* WHAT YOU WILL DO
In the entries that follow, how many lines contain "Section"? Answer with the number only.

* DATA TO USE

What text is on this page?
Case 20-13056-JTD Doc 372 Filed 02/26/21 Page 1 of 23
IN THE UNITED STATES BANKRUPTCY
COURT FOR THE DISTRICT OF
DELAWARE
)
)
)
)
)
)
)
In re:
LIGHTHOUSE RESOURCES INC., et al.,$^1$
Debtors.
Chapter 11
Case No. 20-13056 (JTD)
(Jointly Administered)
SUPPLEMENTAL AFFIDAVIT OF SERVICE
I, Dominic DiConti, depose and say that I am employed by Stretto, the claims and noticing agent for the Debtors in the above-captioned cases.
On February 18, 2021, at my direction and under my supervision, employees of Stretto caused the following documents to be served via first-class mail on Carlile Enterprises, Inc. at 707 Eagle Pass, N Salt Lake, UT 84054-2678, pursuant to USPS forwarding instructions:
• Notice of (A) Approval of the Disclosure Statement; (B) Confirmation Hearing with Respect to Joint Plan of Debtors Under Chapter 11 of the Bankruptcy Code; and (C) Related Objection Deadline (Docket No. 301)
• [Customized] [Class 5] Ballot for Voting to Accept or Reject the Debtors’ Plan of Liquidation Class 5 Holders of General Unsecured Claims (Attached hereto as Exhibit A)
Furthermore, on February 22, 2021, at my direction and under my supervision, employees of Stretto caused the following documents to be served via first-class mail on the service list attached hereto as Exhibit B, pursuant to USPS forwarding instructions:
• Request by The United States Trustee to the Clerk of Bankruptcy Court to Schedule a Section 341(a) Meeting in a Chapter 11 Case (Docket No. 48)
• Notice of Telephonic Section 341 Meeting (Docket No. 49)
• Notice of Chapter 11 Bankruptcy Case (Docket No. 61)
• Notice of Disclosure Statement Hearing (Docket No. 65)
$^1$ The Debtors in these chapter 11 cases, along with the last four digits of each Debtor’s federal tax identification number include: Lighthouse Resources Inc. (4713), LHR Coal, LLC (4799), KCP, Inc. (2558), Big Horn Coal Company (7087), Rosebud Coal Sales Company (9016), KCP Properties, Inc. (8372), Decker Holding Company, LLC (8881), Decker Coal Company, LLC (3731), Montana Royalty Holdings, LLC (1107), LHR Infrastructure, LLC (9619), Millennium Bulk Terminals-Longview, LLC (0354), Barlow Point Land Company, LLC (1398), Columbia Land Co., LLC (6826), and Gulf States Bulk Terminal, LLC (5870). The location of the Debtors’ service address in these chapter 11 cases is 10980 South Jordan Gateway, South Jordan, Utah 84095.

* RESPONSE TO THE EXERCISE
2